» Task
According to the press release on the coin fraud judgment, how many separate purchases of rare coins did Pereida make from PCA between January and May of 2011?

» Document section
July 22, 2015 in Antique Coins, Coins, Collecting, Counterfeit, Fake Coins, Grading, Investing, Legal, News, Numismatica, Numismatics, PCGS (Professional Coin Grading Service), PNG Professional Numismatists Guild, Press Releases, US Government

For immediate release
July 22, 2015

News media contacts:
Paul Montgomery, (405) 254-6877
Lyn Stevens, (800) 896-3452

Judge Awards Coin Fraud Victim’s Estate
Nearly $1.9 Million Under Federal Racketeer Laws

 

(Corpus Christi, Texas) – A Federal Court Judge in Texas has issued her final ruling that a coin fraud victim’s estate should receive nearly $1.9 million from a Long Island coin dealer and his grading company under the Racketeer Influenced and Corrupt Organization Act (RICO).  The estate was assisted in its three-year recovery efforts by former Professional Numismatists Guild President Paul Montgomery, President of Paul Montgomery and Associates in Oklahoma City, Oklahoma (www.paulmontgomeryonline.com).

Judge Nelva Gonzales Ramos of the United States District Court of Southern Texas, Corpus Christi Division, issued her final judgment on July 21, 2015.

Last November, Judge Ramos held a bench trial in the case.  On May 20, 2015 she issued a 30-page Findings of Fact and Conclusions of Law in which she ruled that PCA Collectibles, Inc. of North Lindenhurst, New York, and PCI Coin Grading company misled Corpus Christi stockbroker Bonnie Pereida “into buying coins that were counterfeit, damaged or worth only a fraction of what they were represented to be.”

Judge Ramos also stated in May: “The Court concludes that there is clear and convincing evidence of the fraud perpetuated by PCI and PCA against Pereida.”

In her final judgment, the judge now has ordered that the estate can recover $1,892,324 from Anthony Delluniversita, majority owner of PCA and the owner of PCI coin grading company at the time the coins were graded and sold to Pereida.  Of that total, $1,610,802 is for damages, $280,190 for attorney’s fees and another $1,332 for costs of the lawsuit.

Montgomery stated: “I’ve been involved in hundreds of these kinds of cases, and this is the first one that resulted in a federal court victory.  Usually, the sellers resolve the buyers’ complaints to avoid a trial in court by eventually making a refund of all or at least a portion of what the customers paid.  It takes time, but there are remedies against nefarious dealers, and I’m delighted for Dr. Malvino about the judge’s decision in this case.”

According to court documents, from January through May of 2011, Pereida made 31 separate purchases of rare coins from PCA.  She bought 135 coins and paid a total of $727,569 to PCA for them.  The coins were graded by PCI, and the sole owner of PCI at the time was defendant Delluniversita who also was the dominant shareholder of PCA Collectibles.

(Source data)

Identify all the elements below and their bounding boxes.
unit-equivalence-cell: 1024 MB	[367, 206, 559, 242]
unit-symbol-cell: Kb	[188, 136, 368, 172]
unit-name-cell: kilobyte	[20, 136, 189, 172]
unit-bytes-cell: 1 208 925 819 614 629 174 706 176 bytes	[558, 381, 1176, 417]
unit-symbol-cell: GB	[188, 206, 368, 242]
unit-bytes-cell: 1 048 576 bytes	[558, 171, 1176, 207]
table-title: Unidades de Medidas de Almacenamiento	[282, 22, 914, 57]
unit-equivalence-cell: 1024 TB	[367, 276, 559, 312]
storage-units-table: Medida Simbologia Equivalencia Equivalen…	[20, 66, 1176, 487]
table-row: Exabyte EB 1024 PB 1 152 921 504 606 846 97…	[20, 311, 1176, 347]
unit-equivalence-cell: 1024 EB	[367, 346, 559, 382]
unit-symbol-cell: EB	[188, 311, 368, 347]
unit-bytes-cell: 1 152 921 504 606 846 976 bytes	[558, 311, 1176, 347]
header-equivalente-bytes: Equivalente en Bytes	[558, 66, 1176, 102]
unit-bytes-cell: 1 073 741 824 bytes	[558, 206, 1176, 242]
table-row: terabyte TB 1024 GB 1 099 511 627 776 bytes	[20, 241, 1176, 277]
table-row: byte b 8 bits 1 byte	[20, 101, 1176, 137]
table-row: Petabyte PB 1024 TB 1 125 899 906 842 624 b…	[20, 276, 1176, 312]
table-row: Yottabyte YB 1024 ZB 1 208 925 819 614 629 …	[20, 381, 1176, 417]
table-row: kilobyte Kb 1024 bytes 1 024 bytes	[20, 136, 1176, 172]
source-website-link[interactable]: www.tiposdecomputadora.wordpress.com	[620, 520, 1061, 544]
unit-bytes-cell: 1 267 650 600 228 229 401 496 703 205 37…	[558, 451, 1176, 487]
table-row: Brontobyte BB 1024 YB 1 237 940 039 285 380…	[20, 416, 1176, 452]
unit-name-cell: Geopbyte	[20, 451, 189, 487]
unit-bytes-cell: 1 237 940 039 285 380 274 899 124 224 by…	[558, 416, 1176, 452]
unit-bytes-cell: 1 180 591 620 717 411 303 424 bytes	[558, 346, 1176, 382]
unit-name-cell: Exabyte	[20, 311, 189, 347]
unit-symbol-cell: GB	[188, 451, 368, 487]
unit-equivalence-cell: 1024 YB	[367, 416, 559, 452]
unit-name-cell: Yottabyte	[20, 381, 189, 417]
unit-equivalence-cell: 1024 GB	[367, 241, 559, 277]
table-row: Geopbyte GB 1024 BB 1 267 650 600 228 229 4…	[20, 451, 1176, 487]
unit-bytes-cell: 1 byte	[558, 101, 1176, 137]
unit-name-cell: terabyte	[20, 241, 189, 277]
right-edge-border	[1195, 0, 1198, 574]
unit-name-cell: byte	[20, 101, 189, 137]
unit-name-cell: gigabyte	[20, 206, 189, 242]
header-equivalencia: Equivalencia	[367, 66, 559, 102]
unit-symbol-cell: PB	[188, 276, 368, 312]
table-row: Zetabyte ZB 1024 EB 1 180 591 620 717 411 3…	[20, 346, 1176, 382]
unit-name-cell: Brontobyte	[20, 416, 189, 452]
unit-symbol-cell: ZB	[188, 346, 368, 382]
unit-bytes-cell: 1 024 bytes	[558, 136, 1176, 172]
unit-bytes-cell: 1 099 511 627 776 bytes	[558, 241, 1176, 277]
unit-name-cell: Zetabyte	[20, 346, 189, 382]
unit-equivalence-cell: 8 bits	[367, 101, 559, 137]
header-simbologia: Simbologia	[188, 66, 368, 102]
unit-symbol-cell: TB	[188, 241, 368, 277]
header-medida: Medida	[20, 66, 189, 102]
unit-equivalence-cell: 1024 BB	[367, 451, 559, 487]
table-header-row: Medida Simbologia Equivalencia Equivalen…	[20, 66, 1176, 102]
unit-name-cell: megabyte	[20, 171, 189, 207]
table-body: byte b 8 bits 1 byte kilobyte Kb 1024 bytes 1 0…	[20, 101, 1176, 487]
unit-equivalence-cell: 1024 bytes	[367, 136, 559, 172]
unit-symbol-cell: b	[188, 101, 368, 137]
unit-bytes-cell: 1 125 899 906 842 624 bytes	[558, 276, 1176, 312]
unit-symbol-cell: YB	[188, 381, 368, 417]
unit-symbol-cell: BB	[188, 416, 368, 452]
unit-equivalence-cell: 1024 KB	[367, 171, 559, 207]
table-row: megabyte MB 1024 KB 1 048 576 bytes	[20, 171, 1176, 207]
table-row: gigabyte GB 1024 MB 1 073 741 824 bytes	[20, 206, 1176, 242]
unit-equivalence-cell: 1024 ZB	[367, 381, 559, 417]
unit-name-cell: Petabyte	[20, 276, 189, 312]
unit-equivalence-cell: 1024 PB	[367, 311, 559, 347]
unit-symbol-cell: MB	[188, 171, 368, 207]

» Full response
She made 31 separate purchases.